400 millions d’euros de fraudes pour MaPrimeRénov’
Tracfin, le service de renseignement chargé de la lutte contre le blanchiment d'argent et la fraude fiscale, a révélé la semaine dernière le montant de la fraude liée à MaPrimeRénov’ pour l’année 2023.
Ce sont dès lors pas moins de 400 millions d’euros de primes qui ont fait l’objet d’un signalement, comme le soulignait le ministre des Comptes publics, Thomas Cazenave, aux Échos. Une somme extrêmement conséquente à mettre notamment en perspective avec le budget de cette aide d’État pour l’an passé : 2,4 milliards d'euros.
Bercy a détaillé le contenu de ces signalements. Comme le révèle Batiactu, sont ainsi visées tant des personnes physiques que des personnes morales, à travers tout un éventail de fraudes :
- Pour les personnes physiques : utilisation de fausses identités, recours à un Iban frauduleux pour le paiement de l'aide, bénéfice indu par des locataires, etc.

——

Problème 1.
Restituez à l'identique le passage de l'article sur la fraude à MaPrimeRénov’ qui débute par "Bercy a détaillé" et se termine par "des locataires, etc.".
Problème 2.
Traduisez en anglais cette phrase de l'article sur la fraude à MaPrimeRénov’ : « Tracfin, le service de renseignement chargé de la lutte contre le blanchiment d'argent et la fraude fiscale, a révélé la semaine dernière le montant de la fraude liée à MaPrimeRénov’ pour l’année 2023. »
Problème 3.
Prolongez l'article sur la fraude à MaPrimeRénov’ à partir de l'endroit où il s'arrête.

Données enregistrées.
——

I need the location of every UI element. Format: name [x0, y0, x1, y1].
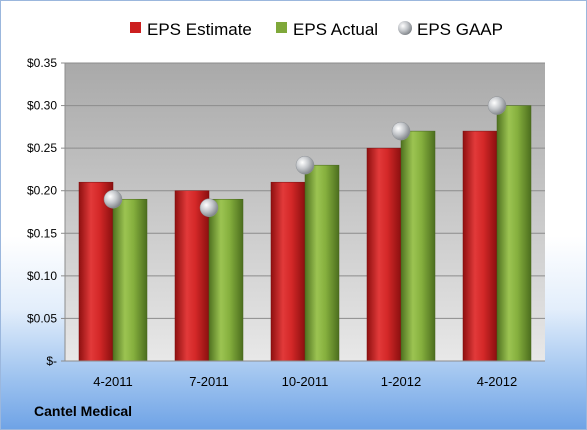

——

Réponse rédigée 1.
Bercy a détaillé le contenu de ces signalements. Comme le révèle Batiactu, sont ainsi visées tant des personnes physiques que des personnes morales, à travers tout un éventail de fraudes :
- Pour les personnes physiques : utilisation de fausses identités, recours à un Iban frauduleux pour le paiement de l'aide, bénéfice indu par des locataires, etc.

Réponse rédigée 2.
Tracfin, the intelligence service responsible for combating money laundering and tax fraud, revealed last week the amount of fraud linked to MaPrimeRénov’ for the year 2023.

Réponse rédigée 3.
- Pour les personnes morales : entreprises qui n'appartiennent pas au secteur du bâtiment, entreprises sans activité économique réelle, faux justificatifs, fausses factures, fausse sous-traitance, usurpation de l'identité d'autres sociétés, travaux non réalisés, etc.
Suspendre le versement de l’aide dès les premiers soupçons
En conséquence, le gouvernement planche actuellement sur un projet de loi contre les fraudes aux aides publiques.
Des réunions entre députés ont ainsi eu lieu ces dernières semaines pour préparer le sujet. Ce projet de loi vise à s’attaquer spécifiquement aux arnaques aux aides MaPrimeRénov’ et aux certificats d'économie d'énergie.
Parmi les méthodes figurent notamment la suspension de l’aide dès les premiers soupçons ainsi qu’une meilleure coordination et un meilleur échange d’informations entre différentes administrations.
Interrogé à l'Assemblée Nationale sur le sujet des 400 millions d'euros de fraude concernant MaPrimeRénov', le Premier ministre a ainsi indiqué le 15 mai dernier son souhait de notamment "systématiser la suspension temporaire du versement des aides en cas de suspicions".
Mais aussi de renforcer la lutte contre les fraudes en permettant au Pôle national des certificats d'économies d'énergie "de refuser l'ouverture d'un compte et de prendre des sanctions".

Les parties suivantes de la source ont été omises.